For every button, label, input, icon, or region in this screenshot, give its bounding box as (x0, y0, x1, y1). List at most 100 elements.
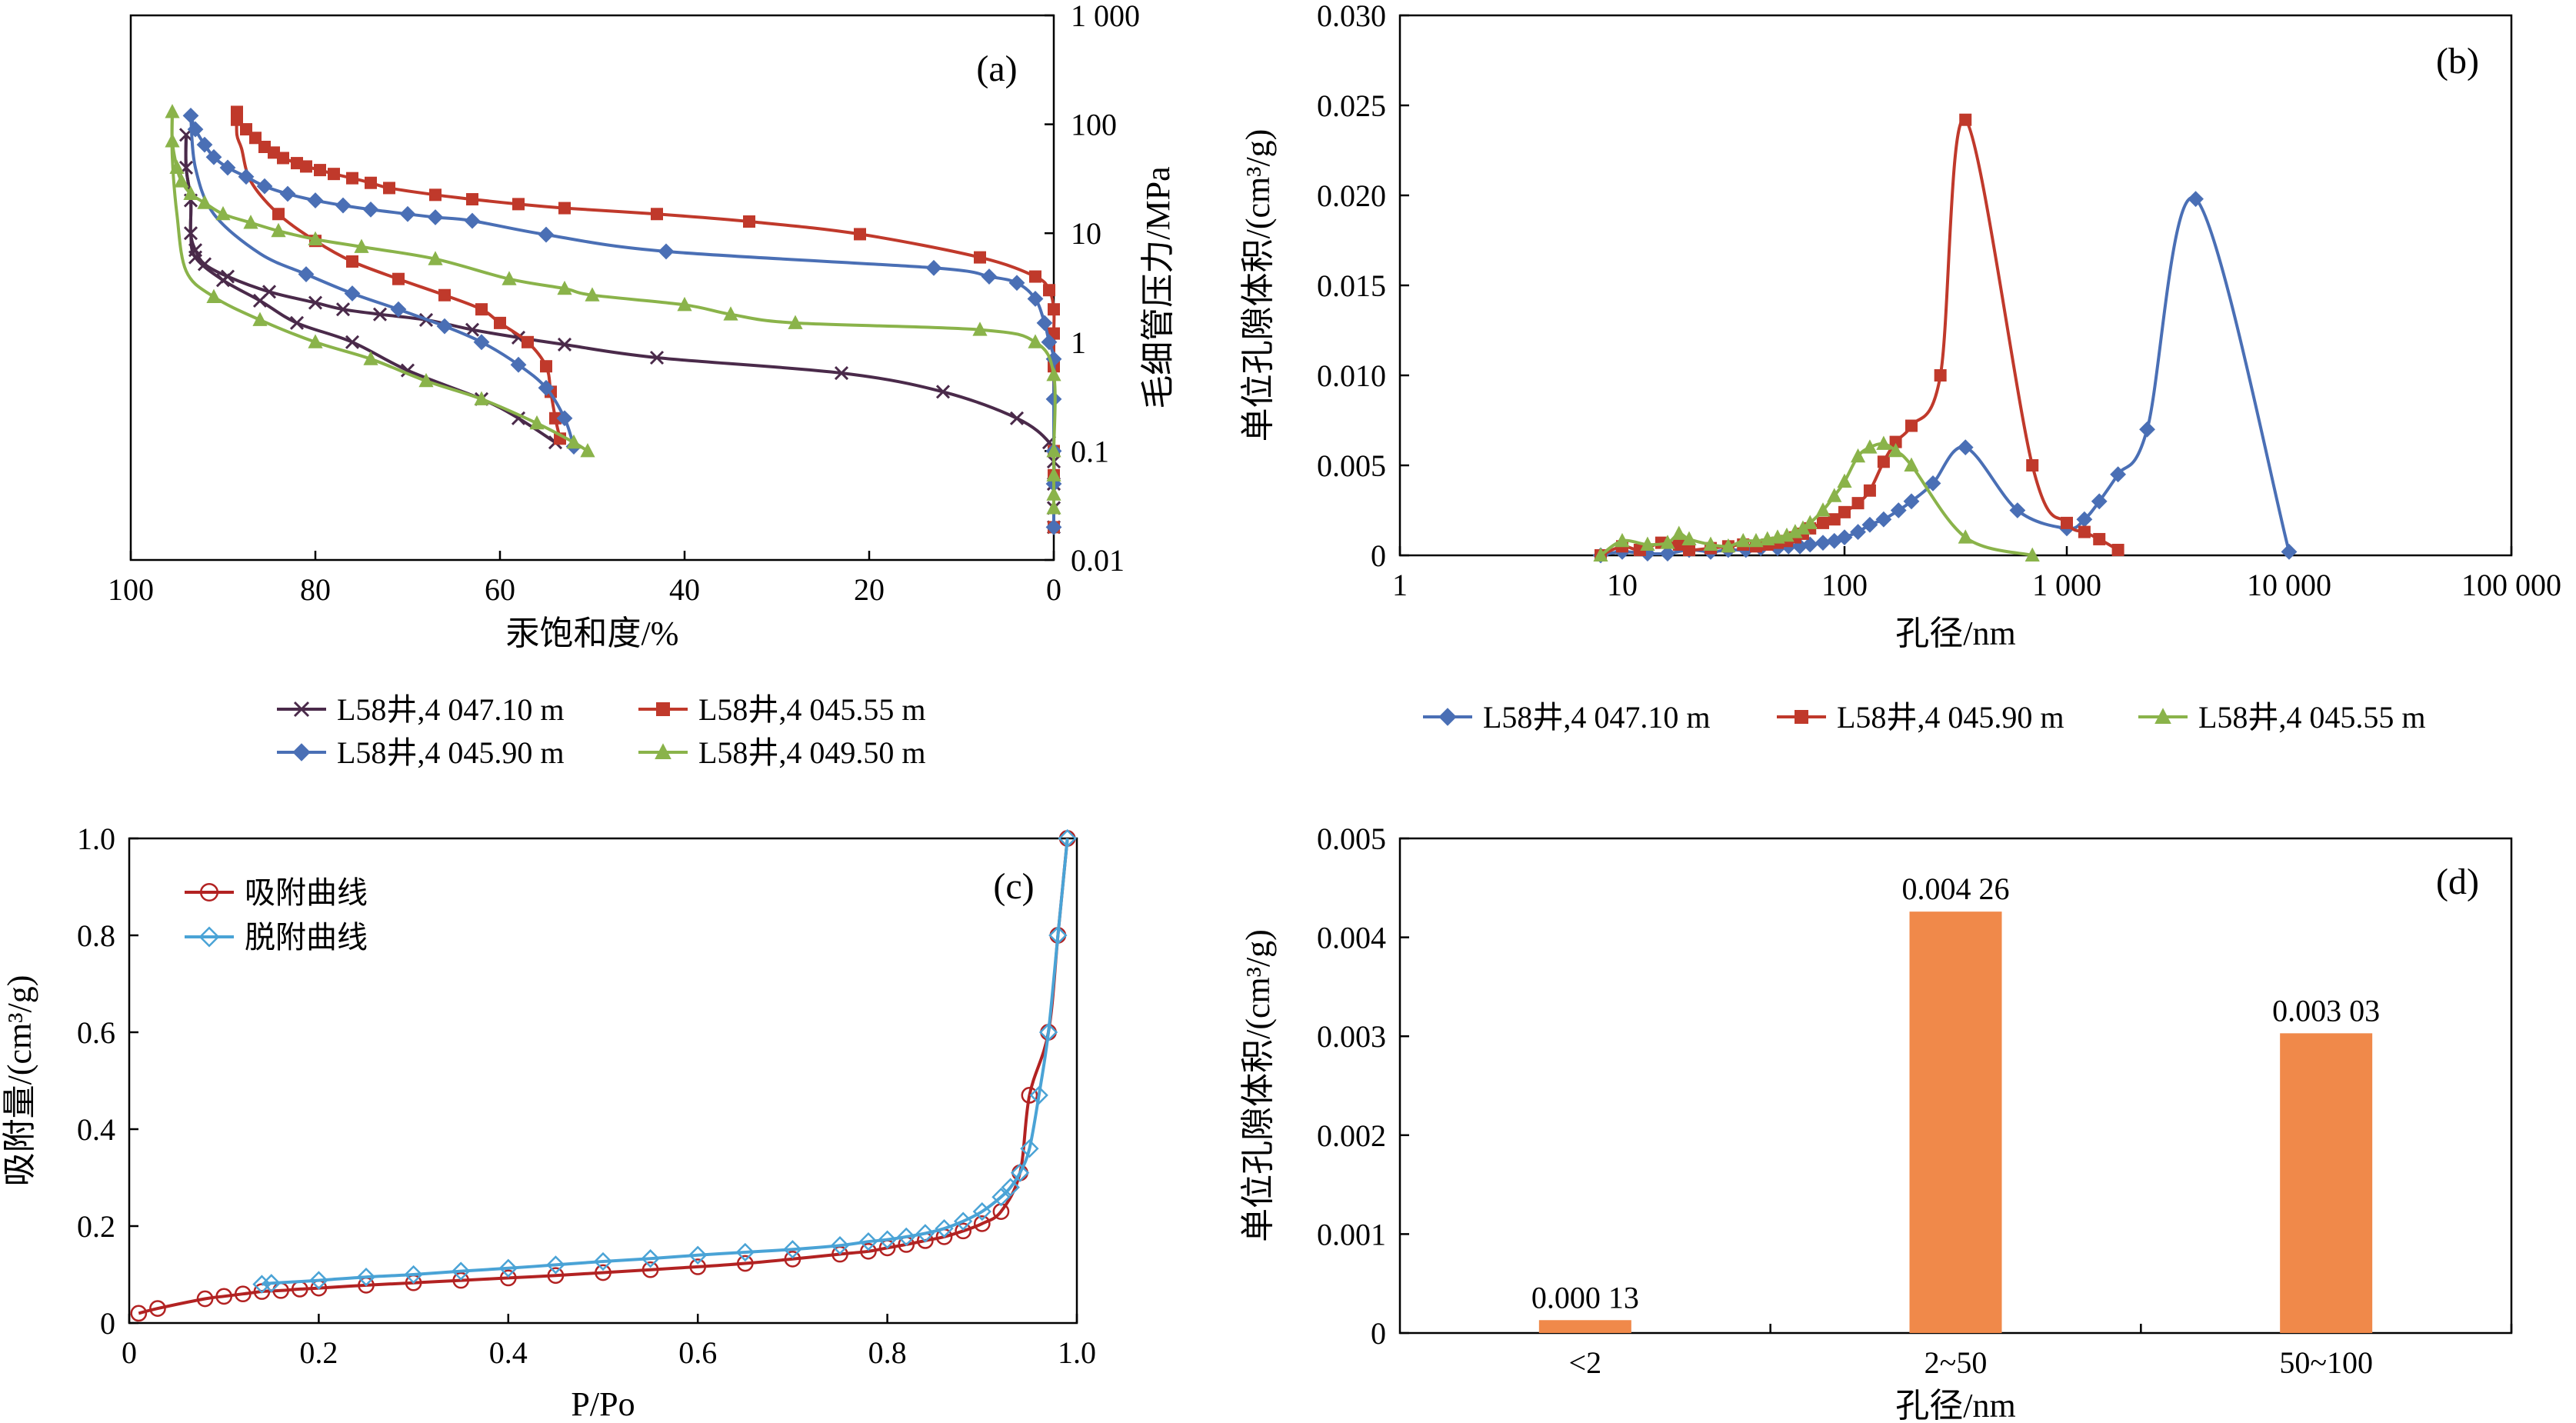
data-point (219, 159, 236, 176)
series-line (189, 115, 1056, 528)
series-depressure-line (235, 112, 562, 439)
data-point (1593, 547, 1608, 562)
data-point (436, 318, 453, 335)
data-point (1827, 488, 1842, 502)
data-point (418, 372, 434, 388)
legend-label: L58井,4 045.55 m (2198, 700, 2426, 735)
y-tick-label: 0.001 (1317, 1217, 1386, 1251)
data-point (1795, 520, 1811, 535)
data-point (2111, 543, 2124, 556)
data-point (1048, 303, 1060, 316)
data-point (252, 293, 268, 308)
data-point (784, 1250, 801, 1268)
data-point (494, 316, 506, 329)
data-point (1888, 442, 1904, 458)
data-point (365, 176, 377, 189)
data-point (1046, 467, 1061, 482)
x-tick-label: 0 (122, 1335, 137, 1370)
data-point (1925, 475, 1941, 492)
data-point (1048, 925, 1068, 945)
data-point (736, 1255, 754, 1272)
data-point (1659, 545, 1676, 562)
legend-marker (1795, 710, 1808, 724)
data-point (404, 1265, 423, 1285)
data-point (649, 350, 665, 365)
legend-label: L58井,4 047.10 m (1483, 700, 1711, 735)
data-point (2188, 191, 2204, 208)
data-point (1748, 532, 1764, 548)
y-tick-label: 0.8 (77, 918, 115, 953)
data-point (363, 351, 378, 365)
data-point (953, 1211, 973, 1231)
y-tick-label: 1.0 (77, 821, 115, 856)
y-tick-label: 0 (1371, 538, 1386, 573)
data-point (1779, 527, 1795, 542)
data-point (429, 188, 442, 202)
data-point (473, 334, 490, 351)
series-square (231, 105, 1060, 534)
data-point (277, 152, 289, 165)
x-tick-label: 20 (854, 572, 885, 607)
data-point (309, 1271, 328, 1290)
data-point (547, 1267, 565, 1285)
data-point (546, 1255, 565, 1275)
data-point (974, 251, 986, 264)
data-point (557, 280, 572, 295)
panel-label: (b) (2436, 41, 2479, 82)
data-point (1802, 515, 1818, 529)
data-point (788, 315, 803, 329)
x-axis-title: 孔径/nm (1895, 615, 2015, 652)
data-point (1045, 518, 1062, 535)
data-point (165, 133, 180, 148)
data-point (1036, 315, 1053, 332)
data-point (206, 288, 222, 304)
data-point (308, 295, 323, 310)
data-point (438, 288, 451, 302)
data-point (2076, 511, 2093, 528)
data-point (538, 379, 555, 396)
x-tick-label: 2~50 (1925, 1345, 1988, 1380)
data-point (475, 303, 488, 316)
data-point (234, 1285, 252, 1303)
y-tick-label: 0.030 (1317, 0, 1386, 33)
x-axis-title: 孔径/nm (1895, 1387, 2015, 1423)
x-tick-label: 100 000 (2461, 568, 2561, 602)
data-point (308, 231, 323, 246)
data-point (183, 185, 198, 200)
x-axis-title: 汞饱和度/% (506, 615, 679, 652)
data-point (1010, 1163, 1030, 1182)
legend-label: L58井,4 045.90 m (337, 735, 565, 770)
data-point (1851, 497, 1865, 510)
legend-marker (655, 743, 671, 759)
x-tick-label: 0.2 (299, 1335, 338, 1370)
data-point (1838, 505, 1851, 518)
y-tick-label: 1 (1071, 325, 1086, 360)
series-line (235, 112, 1056, 528)
data-point (651, 208, 663, 221)
data-point (1801, 536, 1818, 553)
y-tick-label: 0.003 (1317, 1019, 1386, 1054)
data-point (556, 410, 573, 427)
data-point (474, 391, 489, 405)
data-point (399, 205, 416, 222)
data-point (279, 185, 296, 202)
bar-value-label: 0.000 13 (1531, 1280, 1639, 1315)
data-point (354, 238, 369, 253)
data-point (641, 1249, 660, 1268)
data-point (972, 322, 988, 336)
y-tick-label: 0 (1371, 1316, 1386, 1351)
x-tick-label: 80 (300, 572, 331, 607)
data-point (538, 226, 555, 243)
data-point (1046, 443, 1061, 458)
data-point (1889, 435, 1902, 448)
y-tick-label: 0.005 (1317, 448, 1386, 483)
data-point (182, 107, 199, 124)
data-point (498, 1258, 518, 1278)
legend-marker (1438, 708, 1457, 726)
data-point (1021, 1087, 1038, 1104)
data-point (1904, 457, 1919, 472)
y-axis-title: 单位孔隙体积/(cm³/g) (1239, 929, 1277, 1242)
data-point (677, 296, 692, 312)
data-point (1837, 473, 1852, 488)
x-tick-label: 50~100 (2279, 1345, 2373, 1380)
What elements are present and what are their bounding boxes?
◇ ◇ ◇ ◇ ◇
**Problem statement**
Reproduce the lines of the records verbatim, starting at the line containing "data-point (219, 159, 236, 176)" and ending at the line containing "panel-label: (b) (2436, 41, 2479, 82)", with both of those lines included.

**Final result**
data-point (219, 159, 236, 176)
series-line (189, 115, 1056, 528)
series-depressure-line (235, 112, 562, 439)
data-point (1593, 547, 1608, 562)
data-point (436, 318, 453, 335)
data-point (1827, 488, 1842, 502)
data-point (418, 372, 434, 388)
legend-label: L58井,4 045.55 m (2198, 700, 2426, 735)
y-tick-label: 0.001 (1317, 1217, 1386, 1251)
data-point (1795, 520, 1811, 535)
data-point (2111, 543, 2124, 556)
data-point (1048, 303, 1060, 316)
data-point (252, 293, 268, 308)
data-point (784, 1250, 801, 1268)
data-point (494, 316, 506, 329)
data-point (1888, 442, 1904, 458)
data-point (365, 176, 377, 189)
data-point (1046, 467, 1061, 482)
x-tick-label: 0 (122, 1335, 137, 1370)
data-point (1925, 475, 1941, 492)
data-point (1048, 925, 1068, 945)
data-point (736, 1255, 754, 1272)
data-point (1659, 545, 1676, 562)
legend-marker (1795, 710, 1808, 724)
data-point (404, 1265, 423, 1285)
data-point (649, 350, 665, 365)
legend-label: L58井,4 047.10 m (1483, 700, 1711, 735)
data-point (2188, 191, 2204, 208)
data-point (1748, 532, 1764, 548)
y-tick-label: 0.8 (77, 918, 115, 953)
data-point (363, 351, 378, 365)
data-point (953, 1211, 973, 1231)
y-tick-label: 1.0 (77, 821, 115, 856)
y-tick-label: 0 (1371, 538, 1386, 573)
data-point (1779, 527, 1795, 542)
data-point (429, 188, 442, 202)
data-point (473, 334, 490, 351)
series-square (231, 105, 1060, 534)
data-point (277, 152, 289, 165)
x-tick-label: 20 (854, 572, 885, 607)
data-point (309, 1271, 328, 1290)
data-point (547, 1267, 565, 1285)
data-point (546, 1255, 565, 1275)
data-point (974, 251, 986, 264)
data-point (557, 280, 572, 295)
panel-label: (b) (2436, 41, 2479, 82)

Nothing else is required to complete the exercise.